[Stored data]
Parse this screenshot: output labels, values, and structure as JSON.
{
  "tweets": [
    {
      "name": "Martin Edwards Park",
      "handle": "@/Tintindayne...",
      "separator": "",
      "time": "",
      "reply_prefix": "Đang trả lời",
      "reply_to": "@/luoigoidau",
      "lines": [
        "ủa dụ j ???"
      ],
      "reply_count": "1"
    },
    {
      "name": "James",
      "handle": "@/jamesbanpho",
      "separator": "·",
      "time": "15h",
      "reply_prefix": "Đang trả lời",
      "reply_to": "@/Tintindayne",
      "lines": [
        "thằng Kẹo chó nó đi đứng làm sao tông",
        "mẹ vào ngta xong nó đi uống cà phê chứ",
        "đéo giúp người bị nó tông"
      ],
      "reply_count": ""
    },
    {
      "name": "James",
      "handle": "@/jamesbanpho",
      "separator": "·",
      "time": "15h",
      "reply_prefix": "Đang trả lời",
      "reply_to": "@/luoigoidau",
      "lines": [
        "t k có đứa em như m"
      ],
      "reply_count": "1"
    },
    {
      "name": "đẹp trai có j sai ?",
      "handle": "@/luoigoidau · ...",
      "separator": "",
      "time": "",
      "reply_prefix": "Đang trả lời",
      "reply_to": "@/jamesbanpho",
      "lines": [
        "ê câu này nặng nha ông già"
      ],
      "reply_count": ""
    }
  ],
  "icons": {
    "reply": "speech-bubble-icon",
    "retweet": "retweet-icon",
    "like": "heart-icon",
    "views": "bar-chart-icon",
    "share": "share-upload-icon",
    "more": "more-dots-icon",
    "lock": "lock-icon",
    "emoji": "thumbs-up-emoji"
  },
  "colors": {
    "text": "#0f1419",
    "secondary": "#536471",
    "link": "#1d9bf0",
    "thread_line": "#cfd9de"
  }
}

→ Exercise task:
Quote the data in full, keeping each word unchanged.

→ Output:
Parse this screenshot: output labels, values, and structure as JSON.
{
  "tweets": [
    {
      "name": "Martin Edwards Park",
      "handle": "@/Tintindayne...",
      "separator": "",
      "time": "",
      "reply_prefix": "Đang trả lời",
      "reply_to": "@/luoigoidau",
      "lines": [
        "ủa dụ j ???"
      ],
      "reply_count": "1"
    },
    {
      "name": "James",
      "handle": "@/jamesbanpho",
      "separator": "·",
      "time": "15h",
      "reply_prefix": "Đang trả lời",
      "reply_to": "@/Tintindayne",
      "lines": [
        "thằng Kẹo chó nó đi đứng làm sao tông",
        "mẹ vào ngta xong nó đi uống cà phê chứ",
        "đéo giúp người bị nó tông"
      ],
      "reply_count": ""
    },
    {
      "name": "James",
      "handle": "@/jamesbanpho",
      "separator": "·",
      "time": "15h",
      "reply_prefix": "Đang trả lời",
      "reply_to": "@/luoigoidau",
      "lines": [
        "t k có đứa em như m"
      ],
      "reply_count": "1"
    },
    {
      "name": "đẹp trai có j sai ?",
      "handle": "@/luoigoidau · ...",
      "separator": "",
      "time": "",
      "reply_prefix": "Đang trả lời",
      "reply_to": "@/jamesbanpho",
      "lines": [
        "ê câu này nặng nha ông già"
      ],
      "reply_count": ""
    }
  ],
  "icons": {
    "reply": "speech-bubble-icon",
    "retweet": "retweet-icon",
    "like": "heart-icon",
    "views": "bar-chart-icon",
    "share": "share-upload-icon",
    "more": "more-dots-icon",
    "lock": "lock-icon",
    "emoji": "thumbs-up-emoji"
  },
  "colors": {
    "text": "#0f1419",
    "secondary": "#536471",
    "link": "#1d9bf0",
    "thread_line": "#cfd9de"
  }
}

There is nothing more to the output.